-- BEGIN Records for this task --
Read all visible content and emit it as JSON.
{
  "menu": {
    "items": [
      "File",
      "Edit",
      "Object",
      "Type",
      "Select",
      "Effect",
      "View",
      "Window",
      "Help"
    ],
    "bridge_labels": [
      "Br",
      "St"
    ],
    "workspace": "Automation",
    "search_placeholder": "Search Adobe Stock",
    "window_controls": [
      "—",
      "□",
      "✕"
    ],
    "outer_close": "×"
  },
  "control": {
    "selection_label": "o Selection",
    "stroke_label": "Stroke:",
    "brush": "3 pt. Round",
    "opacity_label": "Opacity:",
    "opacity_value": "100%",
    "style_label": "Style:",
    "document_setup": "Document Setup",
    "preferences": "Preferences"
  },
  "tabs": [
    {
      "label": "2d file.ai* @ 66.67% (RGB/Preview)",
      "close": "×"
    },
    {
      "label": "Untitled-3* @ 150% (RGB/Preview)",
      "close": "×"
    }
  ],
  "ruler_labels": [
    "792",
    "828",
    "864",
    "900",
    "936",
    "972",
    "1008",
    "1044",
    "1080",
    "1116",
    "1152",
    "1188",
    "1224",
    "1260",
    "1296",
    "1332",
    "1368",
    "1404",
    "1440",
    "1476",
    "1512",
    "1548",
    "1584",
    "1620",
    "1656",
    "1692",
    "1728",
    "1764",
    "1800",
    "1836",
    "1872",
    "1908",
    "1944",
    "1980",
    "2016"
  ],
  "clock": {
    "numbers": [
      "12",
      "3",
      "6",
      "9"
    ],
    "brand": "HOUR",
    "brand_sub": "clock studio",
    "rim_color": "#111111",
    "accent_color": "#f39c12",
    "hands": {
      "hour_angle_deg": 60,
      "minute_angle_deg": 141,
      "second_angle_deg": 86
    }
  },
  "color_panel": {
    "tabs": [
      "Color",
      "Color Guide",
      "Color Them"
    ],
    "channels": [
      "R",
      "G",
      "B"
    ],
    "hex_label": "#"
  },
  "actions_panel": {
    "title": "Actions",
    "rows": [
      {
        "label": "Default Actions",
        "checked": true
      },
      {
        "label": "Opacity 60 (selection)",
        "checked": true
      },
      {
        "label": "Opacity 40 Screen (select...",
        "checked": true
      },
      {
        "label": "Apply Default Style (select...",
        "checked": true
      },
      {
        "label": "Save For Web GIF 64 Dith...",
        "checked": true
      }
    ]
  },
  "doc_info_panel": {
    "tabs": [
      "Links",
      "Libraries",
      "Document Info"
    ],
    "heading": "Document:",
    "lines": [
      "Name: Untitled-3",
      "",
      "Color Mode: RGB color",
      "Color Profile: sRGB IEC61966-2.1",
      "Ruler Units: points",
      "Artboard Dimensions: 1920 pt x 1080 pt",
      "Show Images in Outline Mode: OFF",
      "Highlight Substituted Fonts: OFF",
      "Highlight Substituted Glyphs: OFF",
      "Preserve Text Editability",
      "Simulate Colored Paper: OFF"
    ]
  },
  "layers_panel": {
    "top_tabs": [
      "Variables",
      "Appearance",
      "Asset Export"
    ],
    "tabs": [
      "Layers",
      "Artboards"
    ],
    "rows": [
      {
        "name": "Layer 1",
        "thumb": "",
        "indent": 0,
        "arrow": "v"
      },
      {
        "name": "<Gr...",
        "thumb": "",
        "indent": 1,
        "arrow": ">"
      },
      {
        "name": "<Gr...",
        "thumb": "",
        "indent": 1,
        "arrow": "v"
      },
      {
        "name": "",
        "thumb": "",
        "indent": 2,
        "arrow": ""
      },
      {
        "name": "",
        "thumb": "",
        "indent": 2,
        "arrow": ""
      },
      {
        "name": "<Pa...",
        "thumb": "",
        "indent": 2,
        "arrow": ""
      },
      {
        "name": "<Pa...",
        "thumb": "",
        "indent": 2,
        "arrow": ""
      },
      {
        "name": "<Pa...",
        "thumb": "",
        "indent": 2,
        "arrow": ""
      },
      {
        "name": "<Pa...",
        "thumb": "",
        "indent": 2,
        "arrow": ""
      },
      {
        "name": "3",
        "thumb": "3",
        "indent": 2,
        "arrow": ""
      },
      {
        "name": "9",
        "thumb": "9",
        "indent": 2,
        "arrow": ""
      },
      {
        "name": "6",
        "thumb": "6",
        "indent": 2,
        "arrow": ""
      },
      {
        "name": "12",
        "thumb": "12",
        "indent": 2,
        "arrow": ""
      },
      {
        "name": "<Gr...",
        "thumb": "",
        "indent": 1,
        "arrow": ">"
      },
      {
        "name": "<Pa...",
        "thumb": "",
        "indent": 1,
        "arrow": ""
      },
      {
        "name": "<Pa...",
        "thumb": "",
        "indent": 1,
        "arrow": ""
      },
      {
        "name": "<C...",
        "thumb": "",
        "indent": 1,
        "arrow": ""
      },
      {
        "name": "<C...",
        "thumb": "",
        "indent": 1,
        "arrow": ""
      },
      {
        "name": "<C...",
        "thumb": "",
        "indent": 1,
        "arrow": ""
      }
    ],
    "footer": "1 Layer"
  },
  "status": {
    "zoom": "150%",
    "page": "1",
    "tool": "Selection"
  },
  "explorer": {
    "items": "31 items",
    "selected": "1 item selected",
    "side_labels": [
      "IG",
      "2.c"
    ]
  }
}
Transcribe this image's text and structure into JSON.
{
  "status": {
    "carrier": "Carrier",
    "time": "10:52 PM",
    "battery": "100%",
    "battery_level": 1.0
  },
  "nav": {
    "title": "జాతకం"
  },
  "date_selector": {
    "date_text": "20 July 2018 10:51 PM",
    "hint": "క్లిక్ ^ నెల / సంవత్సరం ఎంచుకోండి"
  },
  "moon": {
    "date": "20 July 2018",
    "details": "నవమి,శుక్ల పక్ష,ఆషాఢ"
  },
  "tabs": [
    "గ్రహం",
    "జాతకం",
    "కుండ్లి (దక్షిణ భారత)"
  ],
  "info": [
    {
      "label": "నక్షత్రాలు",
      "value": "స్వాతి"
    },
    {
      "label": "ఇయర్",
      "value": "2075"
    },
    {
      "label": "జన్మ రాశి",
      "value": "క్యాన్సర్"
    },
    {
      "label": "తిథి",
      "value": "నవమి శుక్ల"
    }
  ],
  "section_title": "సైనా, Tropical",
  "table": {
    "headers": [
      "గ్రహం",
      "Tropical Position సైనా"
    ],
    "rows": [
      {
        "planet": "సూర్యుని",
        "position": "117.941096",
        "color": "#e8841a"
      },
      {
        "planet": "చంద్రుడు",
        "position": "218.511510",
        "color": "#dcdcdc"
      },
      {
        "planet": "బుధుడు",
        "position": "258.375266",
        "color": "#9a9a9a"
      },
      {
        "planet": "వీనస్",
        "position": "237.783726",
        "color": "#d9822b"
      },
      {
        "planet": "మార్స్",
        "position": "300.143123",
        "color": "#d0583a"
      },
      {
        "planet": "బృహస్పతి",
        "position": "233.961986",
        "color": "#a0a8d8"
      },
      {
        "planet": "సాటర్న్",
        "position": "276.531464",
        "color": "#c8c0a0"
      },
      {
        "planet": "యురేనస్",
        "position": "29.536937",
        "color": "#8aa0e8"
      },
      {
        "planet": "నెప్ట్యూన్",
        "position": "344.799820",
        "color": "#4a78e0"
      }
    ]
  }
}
-- END Records for this task --
## Problem requirements:
Check every line of the records above for the string "Default" and say how many contain it, giving the number alone.

## Finished answer:
2